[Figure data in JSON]
----------

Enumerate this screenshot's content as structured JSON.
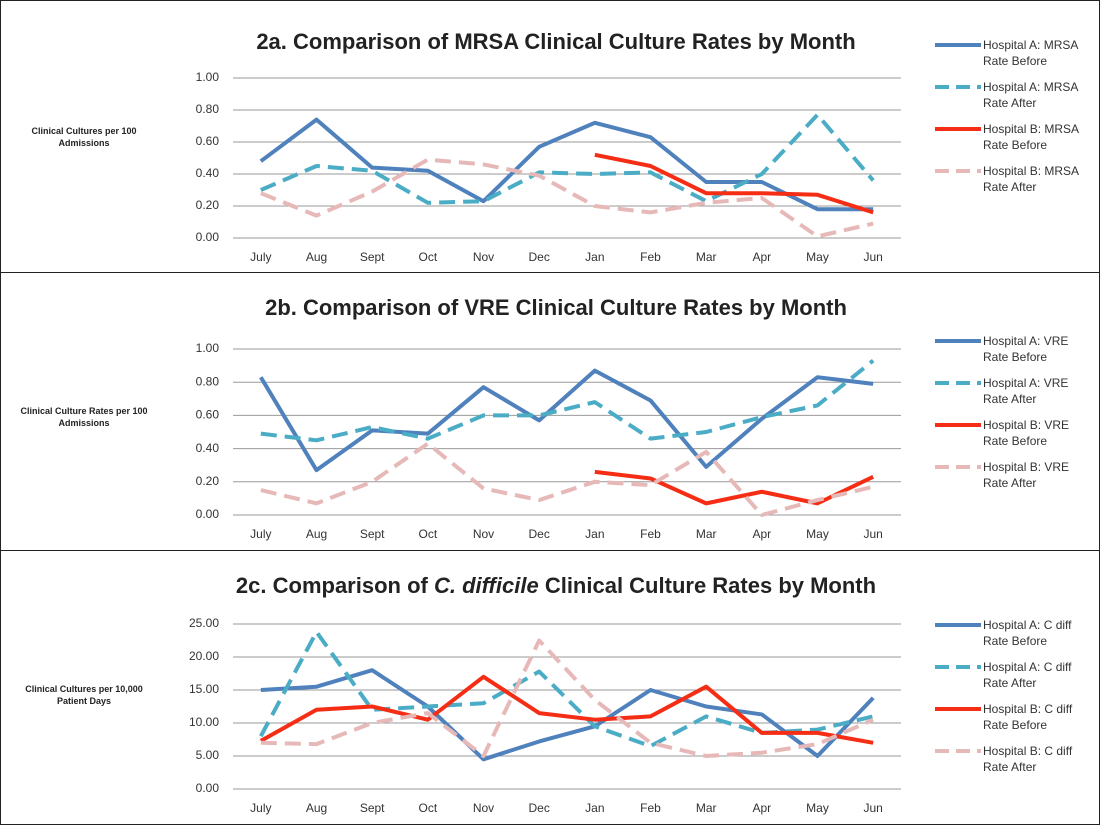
{
  "chart_data": [
    {
      "type": "line",
      "title": [
        {
          "text": "2a. Comparison of MRSA Clinical Culture Rates by Month"
        }
      ],
      "y_label": "Clinical Cultures per 100 Admissions",
      "categories": [
        "July",
        "Aug",
        "Sept",
        "Oct",
        "Nov",
        "Dec",
        "Jan",
        "Feb",
        "Mar",
        "Apr",
        "May",
        "Jun"
      ],
      "ylim": [
        0,
        1
      ],
      "yticks": [
        {
          "value": 0,
          "label": "0.00"
        },
        {
          "value": 0.2,
          "label": "0.20"
        },
        {
          "value": 0.4,
          "label": "0.40"
        },
        {
          "value": 0.6,
          "label": "0.60"
        },
        {
          "value": 0.8,
          "label": "0.80"
        },
        {
          "value": 1,
          "label": "1.00"
        }
      ],
      "grid": true,
      "series": [
        {
          "name": "Hospital A: MRSA Rate Before",
          "color": "#4f81bd",
          "dashed": false,
          "values": [
            0.48,
            0.74,
            0.44,
            0.42,
            0.23,
            0.57,
            0.72,
            0.63,
            0.35,
            0.35,
            0.18,
            0.18
          ]
        },
        {
          "name": "Hospital A: MRSA Rate After",
          "color": "#4bacc6",
          "dashed": true,
          "values": [
            0.3,
            0.45,
            0.42,
            0.22,
            0.23,
            0.41,
            0.4,
            0.41,
            0.23,
            0.4,
            0.77,
            0.36
          ]
        },
        {
          "name": "Hospital B: MRSA Rate Before",
          "color": "#f52d14",
          "dashed": false,
          "values": [
            null,
            null,
            null,
            null,
            null,
            null,
            0.52,
            0.45,
            0.28,
            0.28,
            0.27,
            0.16
          ]
        },
        {
          "name": "Hospital B: MRSA Rate After",
          "color": "#e6b9b8",
          "dashed": true,
          "values": [
            0.28,
            0.14,
            0.29,
            0.49,
            0.46,
            0.39,
            0.2,
            0.16,
            0.22,
            0.25,
            0.01,
            0.09
          ]
        }
      ]
    },
    {
      "type": "line",
      "title": [
        {
          "text": "2b. Comparison of VRE Clinical Culture Rates by Month"
        }
      ],
      "y_label": "Clinical Culture Rates per 100 Admissions",
      "categories": [
        "July",
        "Aug",
        "Sept",
        "Oct",
        "Nov",
        "Dec",
        "Jan",
        "Feb",
        "Mar",
        "Apr",
        "May",
        "Jun"
      ],
      "ylim": [
        0,
        1
      ],
      "yticks": [
        {
          "value": 0,
          "label": "0.00"
        },
        {
          "value": 0.2,
          "label": "0.20"
        },
        {
          "value": 0.4,
          "label": "0.40"
        },
        {
          "value": 0.6,
          "label": "0.60"
        },
        {
          "value": 0.8,
          "label": "0.80"
        },
        {
          "value": 1,
          "label": "1.00"
        }
      ],
      "grid": true,
      "series": [
        {
          "name": "Hospital A: VRE Rate Before",
          "color": "#4f81bd",
          "dashed": false,
          "values": [
            0.83,
            0.27,
            0.51,
            0.49,
            0.77,
            0.57,
            0.87,
            0.69,
            0.29,
            0.58,
            0.83,
            0.79
          ]
        },
        {
          "name": "Hospital A: VRE Rate After",
          "color": "#4bacc6",
          "dashed": true,
          "values": [
            0.49,
            0.45,
            0.53,
            0.46,
            0.6,
            0.6,
            0.68,
            0.46,
            0.5,
            0.59,
            0.66,
            0.93
          ]
        },
        {
          "name": "Hospital B: VRE Rate Before",
          "color": "#f52d14",
          "dashed": false,
          "values": [
            null,
            null,
            null,
            null,
            null,
            null,
            0.26,
            0.22,
            0.07,
            0.14,
            0.07,
            0.23
          ]
        },
        {
          "name": "Hospital B: VRE Rate After",
          "color": "#e6b9b8",
          "dashed": true,
          "values": [
            0.15,
            0.07,
            0.2,
            0.43,
            0.16,
            0.09,
            0.2,
            0.18,
            0.38,
            0.0,
            0.09,
            0.17
          ]
        }
      ]
    },
    {
      "type": "line",
      "title": [
        {
          "text": "2c. Comparison of "
        },
        {
          "text": "C. difficile",
          "italic": true
        },
        {
          "text": " Clinical Culture Rates by Month"
        }
      ],
      "y_label": "Clinical Cultures per 10,000 Patient Days",
      "categories": [
        "July",
        "Aug",
        "Sept",
        "Oct",
        "Nov",
        "Dec",
        "Jan",
        "Feb",
        "Mar",
        "Apr",
        "May",
        "Jun"
      ],
      "ylim": [
        0,
        25
      ],
      "yticks": [
        {
          "value": 0,
          "label": "0.00"
        },
        {
          "value": 5,
          "label": "5.00"
        },
        {
          "value": 10,
          "label": "10.00"
        },
        {
          "value": 15,
          "label": "15.00"
        },
        {
          "value": 20,
          "label": "20.00"
        },
        {
          "value": 25,
          "label": "25.00"
        }
      ],
      "grid": true,
      "series": [
        {
          "name": "Hospital A: C diff Rate Before",
          "color": "#4f81bd",
          "dashed": false,
          "values": [
            15.0,
            15.5,
            18.0,
            12.5,
            4.5,
            7.2,
            9.5,
            15.0,
            12.5,
            11.3,
            5.0,
            13.8
          ]
        },
        {
          "name": "Hospital A: C diff Rate After",
          "color": "#4bacc6",
          "dashed": true,
          "values": [
            8.0,
            23.8,
            12.0,
            12.5,
            13.0,
            17.8,
            9.5,
            6.5,
            11.0,
            8.5,
            9.0,
            11.0
          ]
        },
        {
          "name": "Hospital B: C diff Rate Before",
          "color": "#f52d14",
          "dashed": false,
          "values": [
            7.3,
            12.0,
            12.5,
            10.5,
            17.0,
            11.5,
            10.5,
            11.0,
            15.5,
            8.5,
            8.5,
            7.0
          ]
        },
        {
          "name": "Hospital B: C diff Rate After",
          "color": "#e6b9b8",
          "dashed": true,
          "values": [
            7.0,
            6.8,
            10.0,
            11.5,
            5.0,
            22.5,
            13.5,
            7.0,
            5.0,
            5.5,
            6.8,
            10.5
          ]
        }
      ]
    }
  ]
}
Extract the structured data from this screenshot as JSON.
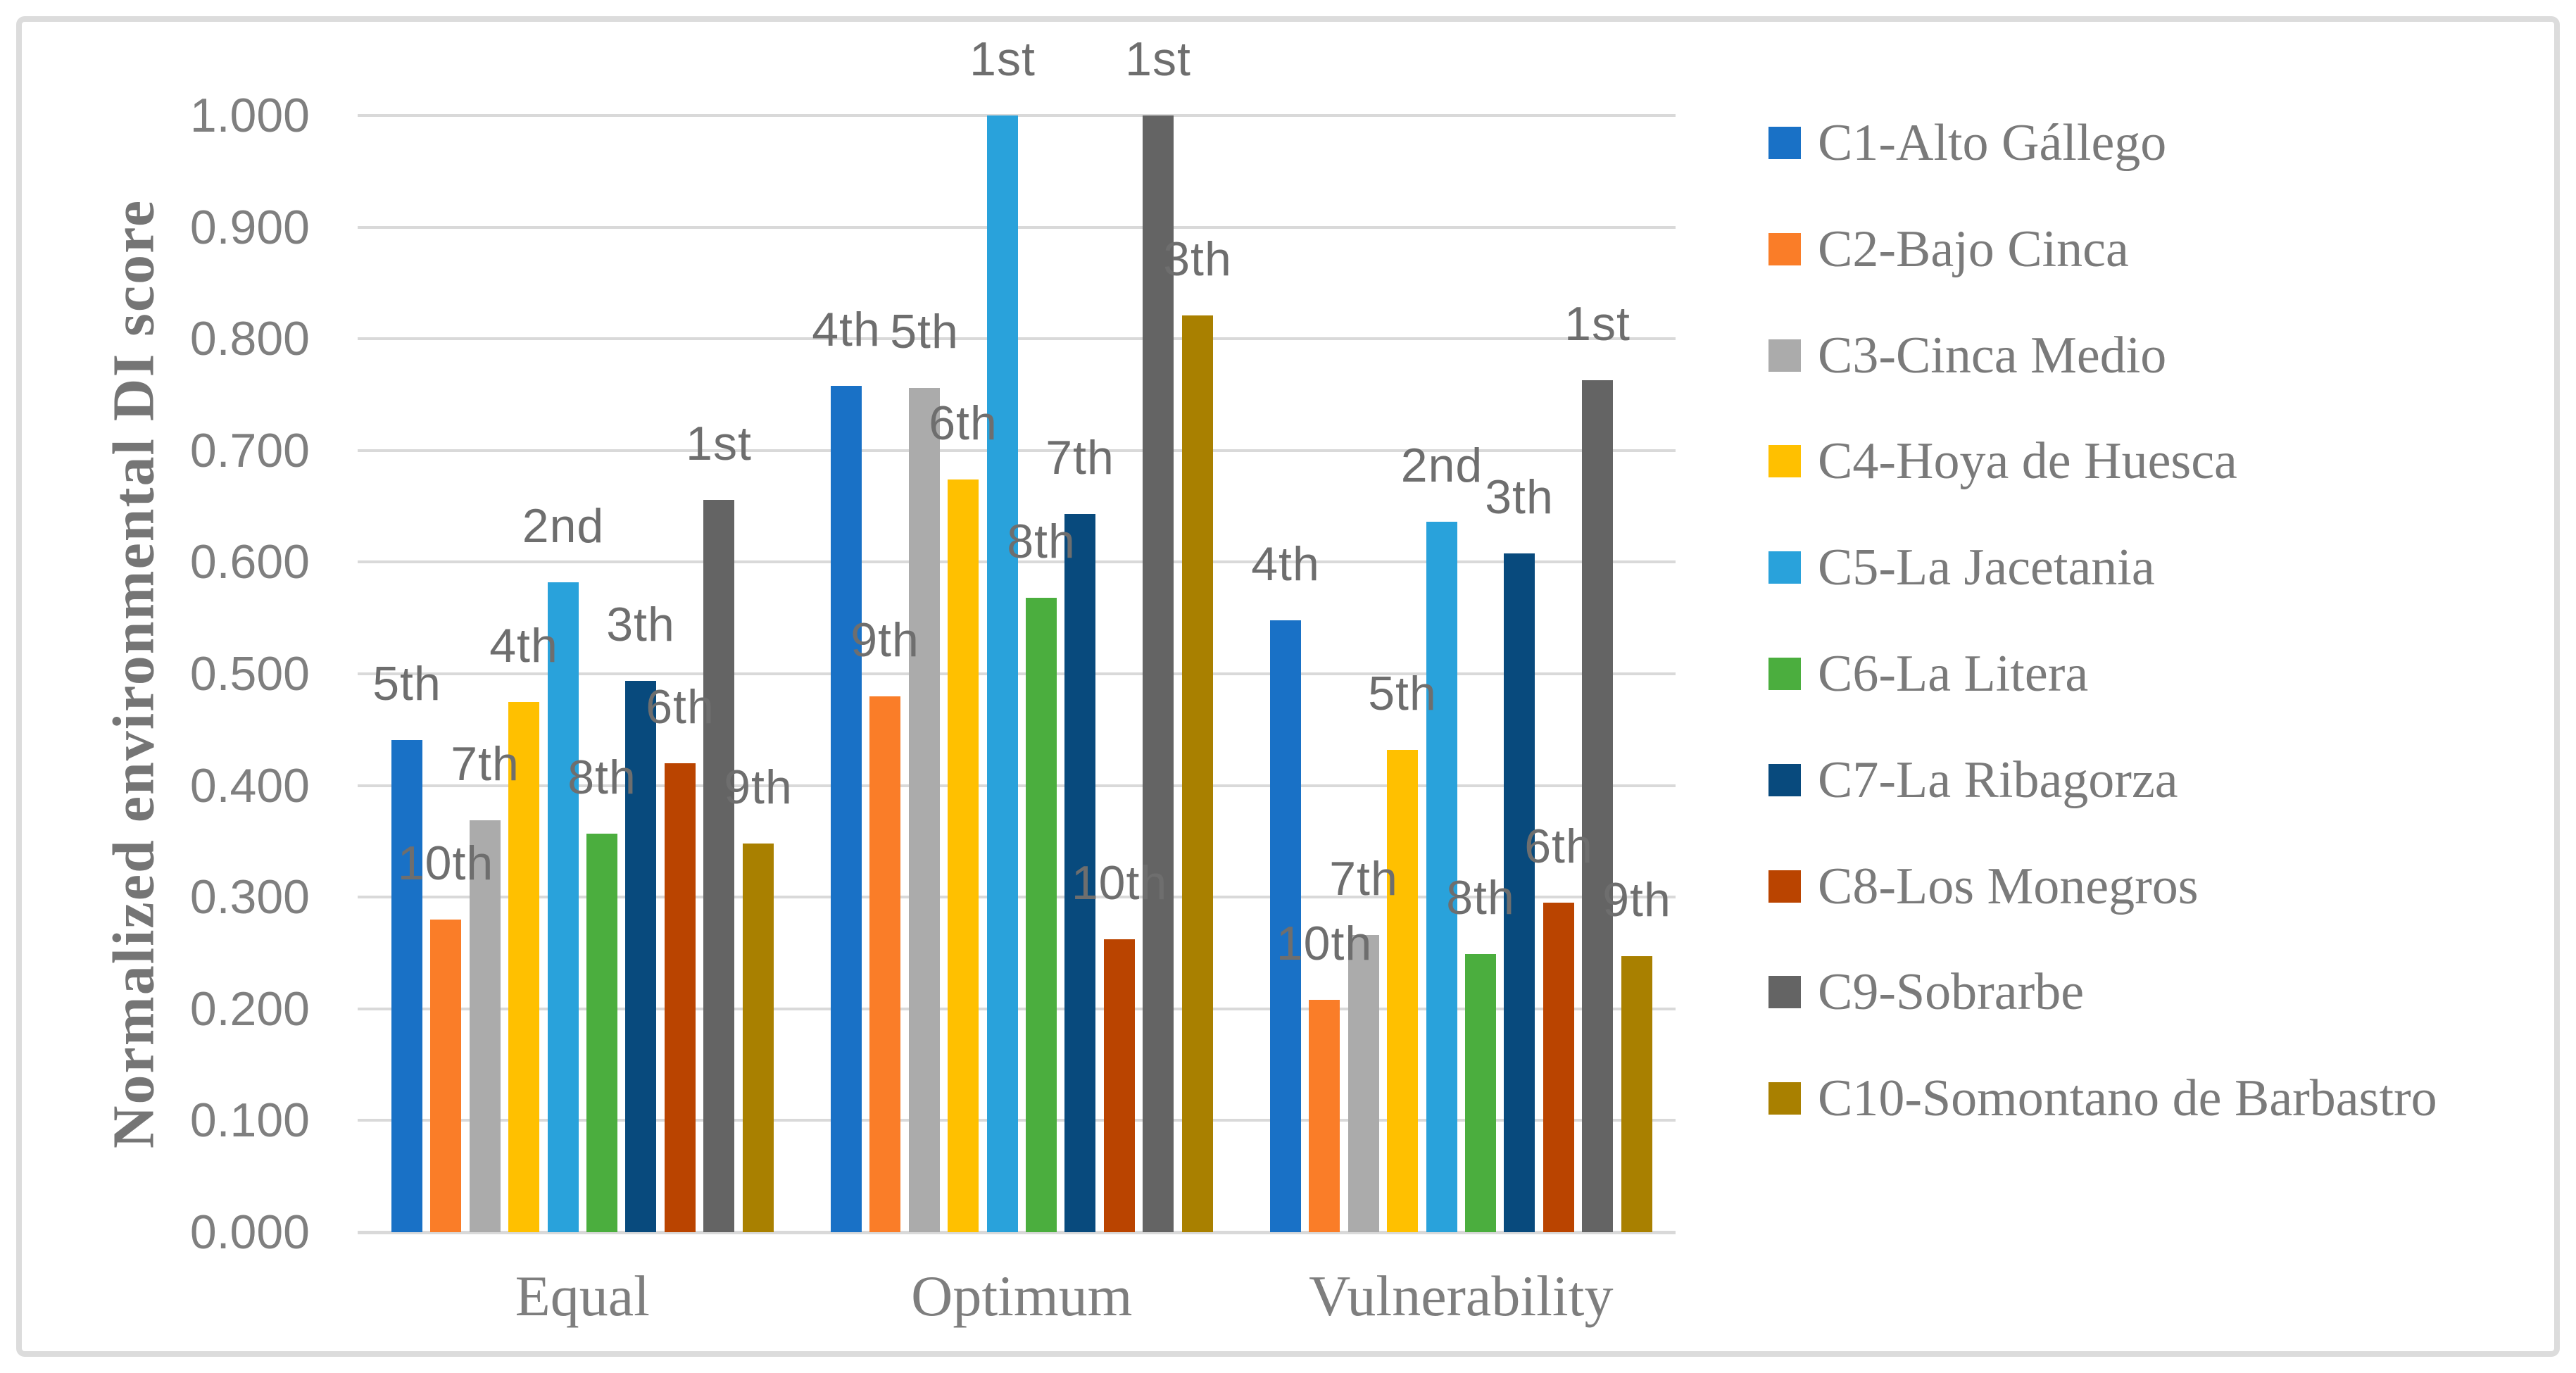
{
  "figure": {
    "background": "#FFFFFF",
    "border_color": "#DCDCDC",
    "gridline_color": "#D9D9D9",
    "text_gray": "#7F7F7F"
  },
  "y_axis": {
    "title": "Normalized environmental DI score",
    "tick_labels": [
      "1.000",
      "0.900",
      "0.800",
      "0.700",
      "0.600",
      "0.500",
      "0.400",
      "0.300",
      "0.200",
      "0.100",
      "0.000"
    ]
  },
  "x_axis": {
    "categories": [
      "Equal",
      "Optimum",
      "Vulnerability"
    ]
  },
  "legend": {
    "position": "right",
    "items": [
      "C1-Alto Gállego",
      "C2-Bajo Cinca",
      "C3-Cinca Medio",
      "C4-Hoya de Huesca",
      "C5-La Jacetania",
      "C6-La Litera",
      "C7-La Ribagorza",
      "C8-Los Monegros",
      "C9-Sobrarbe",
      "C10-Somontano de Barbastro"
    ]
  },
  "chart_data": {
    "type": "bar",
    "title": "",
    "xlabel": "",
    "ylabel": "Normalized environmental DI score",
    "ylim": [
      0,
      1
    ],
    "grid": true,
    "legend_position": "right",
    "categories": [
      "Equal",
      "Optimum",
      "Vulnerability"
    ],
    "y_tick_labels": [
      "1.000",
      "0.900",
      "0.800",
      "0.700",
      "0.600",
      "0.500",
      "0.400",
      "0.300",
      "0.200",
      "0.100",
      "0.000"
    ],
    "series": [
      {
        "name": "C1-Alto Gállego",
        "color": "#1971C6",
        "values": [
          0.441,
          0.758,
          0.548
        ],
        "ranks": [
          "5th",
          "4th",
          "4th"
        ]
      },
      {
        "name": "C2-Bajo Cinca",
        "color": "#FA7D28",
        "values": [
          0.28,
          0.48,
          0.208
        ],
        "ranks": [
          "10th",
          "9th",
          "10th"
        ]
      },
      {
        "name": "C3-Cinca Medio",
        "color": "#ABABAB",
        "values": [
          0.369,
          0.756,
          0.266
        ],
        "ranks": [
          "7th",
          "5th",
          "7th"
        ]
      },
      {
        "name": "C4-Hoya de Huesca",
        "color": "#FFC000",
        "values": [
          0.475,
          0.674,
          0.432
        ],
        "ranks": [
          "4th",
          "6th",
          "5th"
        ]
      },
      {
        "name": "C5-La Jacetania",
        "color": "#29A2DB",
        "values": [
          0.582,
          1.0,
          0.636
        ],
        "ranks": [
          "2nd",
          "1st",
          "2nd"
        ]
      },
      {
        "name": "C6-La Litera",
        "color": "#4BAE3E",
        "values": [
          0.357,
          0.568,
          0.249
        ],
        "ranks": [
          "8th",
          "8th",
          "8th"
        ]
      },
      {
        "name": "C7-La Ribagorza",
        "color": "#084A7D",
        "values": [
          0.494,
          0.643,
          0.608
        ],
        "ranks": [
          "3th",
          "7th",
          "3th"
        ]
      },
      {
        "name": "C8-Los Monegros",
        "color": "#BA4400",
        "values": [
          0.42,
          0.262,
          0.295
        ],
        "ranks": [
          "6th",
          "10th",
          "6th"
        ]
      },
      {
        "name": "C9-Sobrarbe",
        "color": "#646464",
        "values": [
          0.656,
          1.0,
          0.763
        ],
        "ranks": [
          "1st",
          "1st",
          "1st"
        ]
      },
      {
        "name": "C10-Somontano de Barbastro",
        "color": "#A98000",
        "values": [
          0.348,
          0.821,
          0.247
        ],
        "ranks": [
          "9th",
          "3th",
          "9th"
        ]
      }
    ]
  }
}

----------

To be done> From the entries, report each line that includes the word "score".

Answer to this problem>
    "title": "Normalized environmental DI score",
    "ylabel": "Normalized environmental DI score",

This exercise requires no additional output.